*** Opening of PASSAGE FOR REVIEW ***

The Zika virus made international headlines earlier this year after outbreaks in South and Central America spread to other countries. Isolated cases were even reported in the Czech Republic.
The virus, typically spread by mosquitos, can result in Guillain-Barré syndrome in adults and birth defects including microcephaly in unborn children.
Today, it was announced that Czech scientists had discovered a group of substances that actively combat tick-borne encephalitis as well as the related Zika virus.
The team of scientists from the České Budějovice Biology Centre of the Czech Academy of Sciences and the Brno Veterinary Research Institute are the first in the world to make the discovery, reports Česká televize.
“The substances block the multiplication of the virus within the host’s cells,” said Daniel Růžek, head of the team. “These are referred to as nucleoside analagues which are substances similar to those where have been worked on by the late Antonín Holý.”
Despite the breakthrough discovery, the substance still has a long road to clinical testing.

*** Close of PASSAGE FOR REVIEW ***
*** Opening of SUPPLIED DATA ***

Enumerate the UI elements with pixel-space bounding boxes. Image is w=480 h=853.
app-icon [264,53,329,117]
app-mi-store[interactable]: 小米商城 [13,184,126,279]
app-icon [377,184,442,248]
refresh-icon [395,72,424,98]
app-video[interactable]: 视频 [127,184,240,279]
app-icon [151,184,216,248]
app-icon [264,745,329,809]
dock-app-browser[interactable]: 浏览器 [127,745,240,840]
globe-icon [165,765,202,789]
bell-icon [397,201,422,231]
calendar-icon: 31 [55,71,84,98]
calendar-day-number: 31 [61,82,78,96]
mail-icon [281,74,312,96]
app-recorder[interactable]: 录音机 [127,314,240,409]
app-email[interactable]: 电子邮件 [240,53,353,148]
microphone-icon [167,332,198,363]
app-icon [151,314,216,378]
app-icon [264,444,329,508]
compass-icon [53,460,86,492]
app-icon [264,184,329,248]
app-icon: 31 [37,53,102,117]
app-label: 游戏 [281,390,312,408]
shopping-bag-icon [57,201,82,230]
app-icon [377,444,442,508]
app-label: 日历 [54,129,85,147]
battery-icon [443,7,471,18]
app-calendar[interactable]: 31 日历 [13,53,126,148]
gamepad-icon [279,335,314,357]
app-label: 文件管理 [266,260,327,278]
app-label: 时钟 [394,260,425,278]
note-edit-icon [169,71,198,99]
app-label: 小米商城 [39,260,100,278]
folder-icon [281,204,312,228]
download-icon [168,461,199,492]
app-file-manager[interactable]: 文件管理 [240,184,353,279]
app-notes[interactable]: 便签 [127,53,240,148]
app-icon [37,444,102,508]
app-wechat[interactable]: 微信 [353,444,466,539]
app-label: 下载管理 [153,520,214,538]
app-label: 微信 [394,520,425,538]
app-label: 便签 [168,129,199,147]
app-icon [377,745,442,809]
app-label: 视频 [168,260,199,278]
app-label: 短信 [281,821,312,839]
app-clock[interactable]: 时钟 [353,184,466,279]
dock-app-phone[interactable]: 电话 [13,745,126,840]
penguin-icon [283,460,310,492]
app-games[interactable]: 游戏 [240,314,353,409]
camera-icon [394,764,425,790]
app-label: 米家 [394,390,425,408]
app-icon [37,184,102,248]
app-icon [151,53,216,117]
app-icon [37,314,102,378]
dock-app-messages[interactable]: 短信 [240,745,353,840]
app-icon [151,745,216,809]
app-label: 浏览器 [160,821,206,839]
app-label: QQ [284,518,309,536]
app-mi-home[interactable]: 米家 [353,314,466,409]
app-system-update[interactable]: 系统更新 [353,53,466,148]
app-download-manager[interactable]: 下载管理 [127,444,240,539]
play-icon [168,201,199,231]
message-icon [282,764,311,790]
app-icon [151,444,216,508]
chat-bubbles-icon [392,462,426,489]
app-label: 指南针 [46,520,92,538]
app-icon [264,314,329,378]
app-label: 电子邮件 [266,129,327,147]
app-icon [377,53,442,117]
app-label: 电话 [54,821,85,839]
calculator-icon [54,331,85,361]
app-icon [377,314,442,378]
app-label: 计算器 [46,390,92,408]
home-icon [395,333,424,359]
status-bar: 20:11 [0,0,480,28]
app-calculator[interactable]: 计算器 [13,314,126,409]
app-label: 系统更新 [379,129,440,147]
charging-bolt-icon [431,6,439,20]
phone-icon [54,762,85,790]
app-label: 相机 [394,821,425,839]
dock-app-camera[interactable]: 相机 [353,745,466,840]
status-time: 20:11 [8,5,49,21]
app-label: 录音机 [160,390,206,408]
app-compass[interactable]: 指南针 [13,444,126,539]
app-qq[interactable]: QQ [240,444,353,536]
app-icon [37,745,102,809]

*** Close of SUPPLIED DATA ***

PROBLEMS AND TASKS:
(1) Check each statement against the article on the Czech Zika research: (a) the research team included scientists from the Brno Veterinary Research Institute; (b) the substances have already entered clinical testing; (c) cases of Zika were reported in the Czech Republic. Answer yes or no for each and quote the words from the article that decide it.
(2) Extend the article on the Czech Zika research, starting after its final sentence.

YOUR WRITTEN ANSWERS:
(1)
(a) Yes: "The team of scientists from the České Budějovice Biology Centre of the Czech Academy of Sciences and the Brno Veterinary Research Institute"
(b) No: "the substance still has a long road to clinical testing."
(c) Yes: "Isolated cases were even reported in the Czech Republic."

(2)
“The journey to the actual drug is still a long one,” Růžek added. “At this stage, we know what type of substances impact the virus and where its Achilles’ heel is so that we can target it. This is absolutely necessary and based on these findings, we can take further steps.”
Those next steps include animal testing, according to Hospodářské noviny.
While the substance had been developed a year ago to combat tick-borne encephalitis, researchers recently tested it against Zika given the similarities between the viruses.
“It’s a long-term issue, but these substances represent a starting point for drug development,” said virologist Luďka Eyer.